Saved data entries
§

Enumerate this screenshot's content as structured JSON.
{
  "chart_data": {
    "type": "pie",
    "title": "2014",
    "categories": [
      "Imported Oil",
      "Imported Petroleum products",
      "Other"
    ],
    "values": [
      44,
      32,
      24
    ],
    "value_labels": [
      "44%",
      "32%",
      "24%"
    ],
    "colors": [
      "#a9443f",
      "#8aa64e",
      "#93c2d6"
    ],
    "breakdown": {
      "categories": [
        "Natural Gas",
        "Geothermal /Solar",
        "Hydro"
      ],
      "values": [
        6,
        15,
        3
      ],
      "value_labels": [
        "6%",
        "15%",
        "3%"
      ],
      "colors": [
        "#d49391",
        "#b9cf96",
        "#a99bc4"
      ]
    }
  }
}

§

### WHAT THE TASK ASKS
All of the entries must be written out exactly as they stand.

### REPLY
Enumerate this screenshot's content as structured JSON.
{
  "chart_data": {
    "type": "pie",
    "title": "2014",
    "categories": [
      "Imported Oil",
      "Imported Petroleum products",
      "Other"
    ],
    "values": [
      44,
      32,
      24
    ],
    "value_labels": [
      "44%",
      "32%",
      "24%"
    ],
    "colors": [
      "#a9443f",
      "#8aa64e",
      "#93c2d6"
    ],
    "breakdown": {
      "categories": [
        "Natural Gas",
        "Geothermal /Solar",
        "Hydro"
      ],
      "values": [
        6,
        15,
        3
      ],
      "value_labels": [
        "6%",
        "15%",
        "3%"
      ],
      "colors": [
        "#d49391",
        "#b9cf96",
        "#a99bc4"
      ]
    }
  }
}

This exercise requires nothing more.